What is needed. Copy every line of the records below where the word "name" occurs.

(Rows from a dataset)
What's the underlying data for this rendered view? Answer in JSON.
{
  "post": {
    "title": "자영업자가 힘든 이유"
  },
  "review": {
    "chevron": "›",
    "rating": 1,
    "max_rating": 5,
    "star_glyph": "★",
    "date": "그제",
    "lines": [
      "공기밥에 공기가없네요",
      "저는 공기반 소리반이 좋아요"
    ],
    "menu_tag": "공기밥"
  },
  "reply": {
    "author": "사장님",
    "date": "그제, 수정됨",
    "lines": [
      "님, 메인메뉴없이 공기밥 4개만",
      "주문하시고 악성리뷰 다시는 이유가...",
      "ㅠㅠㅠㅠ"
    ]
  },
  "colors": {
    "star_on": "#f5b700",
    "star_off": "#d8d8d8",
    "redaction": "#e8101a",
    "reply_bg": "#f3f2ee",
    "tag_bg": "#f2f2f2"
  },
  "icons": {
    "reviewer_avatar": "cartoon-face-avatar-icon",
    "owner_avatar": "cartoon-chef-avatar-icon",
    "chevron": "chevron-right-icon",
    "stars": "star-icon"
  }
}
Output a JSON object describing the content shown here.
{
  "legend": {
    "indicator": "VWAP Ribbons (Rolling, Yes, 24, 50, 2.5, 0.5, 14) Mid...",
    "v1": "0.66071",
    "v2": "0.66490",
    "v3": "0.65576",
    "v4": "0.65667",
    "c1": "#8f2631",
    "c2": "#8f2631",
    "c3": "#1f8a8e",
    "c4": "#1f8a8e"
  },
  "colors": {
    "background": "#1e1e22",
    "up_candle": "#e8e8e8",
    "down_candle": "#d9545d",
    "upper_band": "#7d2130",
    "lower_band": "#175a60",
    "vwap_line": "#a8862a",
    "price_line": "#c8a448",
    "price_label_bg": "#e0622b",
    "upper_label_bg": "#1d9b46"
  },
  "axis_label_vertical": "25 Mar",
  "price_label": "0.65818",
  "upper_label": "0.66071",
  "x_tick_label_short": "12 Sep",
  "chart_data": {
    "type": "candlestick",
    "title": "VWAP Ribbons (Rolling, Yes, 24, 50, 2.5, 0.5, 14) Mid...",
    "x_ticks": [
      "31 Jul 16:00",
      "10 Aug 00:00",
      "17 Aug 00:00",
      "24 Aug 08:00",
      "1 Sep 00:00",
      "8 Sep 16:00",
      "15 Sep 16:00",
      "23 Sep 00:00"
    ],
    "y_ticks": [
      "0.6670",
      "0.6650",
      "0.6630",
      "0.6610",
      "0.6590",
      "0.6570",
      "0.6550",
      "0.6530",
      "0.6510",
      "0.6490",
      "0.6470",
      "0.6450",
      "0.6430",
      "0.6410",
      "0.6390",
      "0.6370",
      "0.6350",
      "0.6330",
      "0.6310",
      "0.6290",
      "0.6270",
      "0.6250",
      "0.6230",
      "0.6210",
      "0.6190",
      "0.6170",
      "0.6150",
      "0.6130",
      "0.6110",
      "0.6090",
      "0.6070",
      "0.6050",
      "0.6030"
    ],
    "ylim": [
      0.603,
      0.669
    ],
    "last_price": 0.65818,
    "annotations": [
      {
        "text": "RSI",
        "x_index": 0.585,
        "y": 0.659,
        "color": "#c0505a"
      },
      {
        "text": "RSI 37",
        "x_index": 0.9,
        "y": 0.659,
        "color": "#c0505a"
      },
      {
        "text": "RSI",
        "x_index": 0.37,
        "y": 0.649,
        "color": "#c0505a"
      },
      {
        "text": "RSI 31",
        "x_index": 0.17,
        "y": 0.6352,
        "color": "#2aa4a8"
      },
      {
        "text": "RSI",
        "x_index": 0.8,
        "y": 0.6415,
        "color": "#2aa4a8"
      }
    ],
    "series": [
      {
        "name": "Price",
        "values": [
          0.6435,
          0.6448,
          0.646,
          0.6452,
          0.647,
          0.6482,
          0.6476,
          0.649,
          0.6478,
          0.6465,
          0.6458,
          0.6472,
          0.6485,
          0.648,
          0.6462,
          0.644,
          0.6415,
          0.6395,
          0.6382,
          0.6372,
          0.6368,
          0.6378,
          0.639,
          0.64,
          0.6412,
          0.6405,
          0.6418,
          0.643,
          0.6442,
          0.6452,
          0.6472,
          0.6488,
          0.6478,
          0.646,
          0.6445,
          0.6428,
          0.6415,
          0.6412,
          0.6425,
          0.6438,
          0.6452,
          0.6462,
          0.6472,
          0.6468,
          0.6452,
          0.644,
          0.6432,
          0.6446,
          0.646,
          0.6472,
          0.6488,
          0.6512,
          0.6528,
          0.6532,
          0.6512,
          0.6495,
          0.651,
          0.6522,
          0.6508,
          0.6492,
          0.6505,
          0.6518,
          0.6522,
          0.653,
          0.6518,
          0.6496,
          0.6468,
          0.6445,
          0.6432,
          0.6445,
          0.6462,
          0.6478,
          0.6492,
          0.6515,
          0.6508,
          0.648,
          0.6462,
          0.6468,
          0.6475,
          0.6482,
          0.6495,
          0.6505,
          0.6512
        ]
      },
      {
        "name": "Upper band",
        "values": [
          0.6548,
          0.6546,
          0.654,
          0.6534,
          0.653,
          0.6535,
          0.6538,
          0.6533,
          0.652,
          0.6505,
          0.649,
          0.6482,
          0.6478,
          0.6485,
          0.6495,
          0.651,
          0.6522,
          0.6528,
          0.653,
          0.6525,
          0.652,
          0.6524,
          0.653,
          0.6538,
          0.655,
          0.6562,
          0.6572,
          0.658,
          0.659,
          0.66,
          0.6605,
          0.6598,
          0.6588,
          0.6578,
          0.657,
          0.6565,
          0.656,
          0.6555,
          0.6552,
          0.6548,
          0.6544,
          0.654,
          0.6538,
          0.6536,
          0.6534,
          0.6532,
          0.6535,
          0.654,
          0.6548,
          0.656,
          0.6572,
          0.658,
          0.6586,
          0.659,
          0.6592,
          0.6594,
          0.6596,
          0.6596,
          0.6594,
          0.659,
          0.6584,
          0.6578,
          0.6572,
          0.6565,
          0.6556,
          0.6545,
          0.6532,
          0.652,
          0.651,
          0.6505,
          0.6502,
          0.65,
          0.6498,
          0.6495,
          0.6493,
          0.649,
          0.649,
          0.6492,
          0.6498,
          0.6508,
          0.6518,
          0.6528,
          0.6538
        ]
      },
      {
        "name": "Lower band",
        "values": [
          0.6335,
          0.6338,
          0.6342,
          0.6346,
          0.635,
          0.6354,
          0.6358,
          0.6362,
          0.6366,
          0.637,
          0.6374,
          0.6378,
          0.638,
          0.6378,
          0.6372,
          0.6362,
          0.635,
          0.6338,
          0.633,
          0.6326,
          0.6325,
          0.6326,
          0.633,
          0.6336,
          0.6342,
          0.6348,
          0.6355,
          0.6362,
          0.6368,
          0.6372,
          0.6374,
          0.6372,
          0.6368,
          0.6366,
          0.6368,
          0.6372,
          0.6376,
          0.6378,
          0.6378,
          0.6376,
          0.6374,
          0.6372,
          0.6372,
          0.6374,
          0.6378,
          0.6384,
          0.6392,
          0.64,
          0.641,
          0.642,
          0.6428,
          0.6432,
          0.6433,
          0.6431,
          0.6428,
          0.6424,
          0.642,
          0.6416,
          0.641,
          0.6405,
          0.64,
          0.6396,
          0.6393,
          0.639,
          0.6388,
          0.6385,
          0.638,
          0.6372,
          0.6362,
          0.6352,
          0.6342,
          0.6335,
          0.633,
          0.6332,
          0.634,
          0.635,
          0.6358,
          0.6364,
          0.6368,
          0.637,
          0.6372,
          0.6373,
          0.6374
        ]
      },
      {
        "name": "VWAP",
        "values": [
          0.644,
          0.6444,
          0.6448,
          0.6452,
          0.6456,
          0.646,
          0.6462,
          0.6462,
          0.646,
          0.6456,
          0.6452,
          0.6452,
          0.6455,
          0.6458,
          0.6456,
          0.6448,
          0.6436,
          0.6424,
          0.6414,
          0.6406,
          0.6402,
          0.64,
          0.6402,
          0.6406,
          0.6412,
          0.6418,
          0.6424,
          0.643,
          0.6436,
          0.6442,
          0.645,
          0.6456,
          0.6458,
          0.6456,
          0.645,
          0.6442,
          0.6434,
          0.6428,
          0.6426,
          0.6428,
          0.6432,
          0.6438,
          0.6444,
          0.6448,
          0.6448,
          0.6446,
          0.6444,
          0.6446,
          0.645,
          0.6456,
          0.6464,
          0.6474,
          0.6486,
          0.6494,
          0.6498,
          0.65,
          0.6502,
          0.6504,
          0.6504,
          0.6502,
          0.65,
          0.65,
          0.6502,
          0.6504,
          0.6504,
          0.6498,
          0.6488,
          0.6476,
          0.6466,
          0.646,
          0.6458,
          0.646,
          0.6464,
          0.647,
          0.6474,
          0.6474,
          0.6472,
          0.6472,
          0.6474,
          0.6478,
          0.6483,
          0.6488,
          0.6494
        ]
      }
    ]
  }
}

The completed task.
        "name": "Price",
        "name": "Upper band",
        "name": "Lower band",
        "name": "VWAP",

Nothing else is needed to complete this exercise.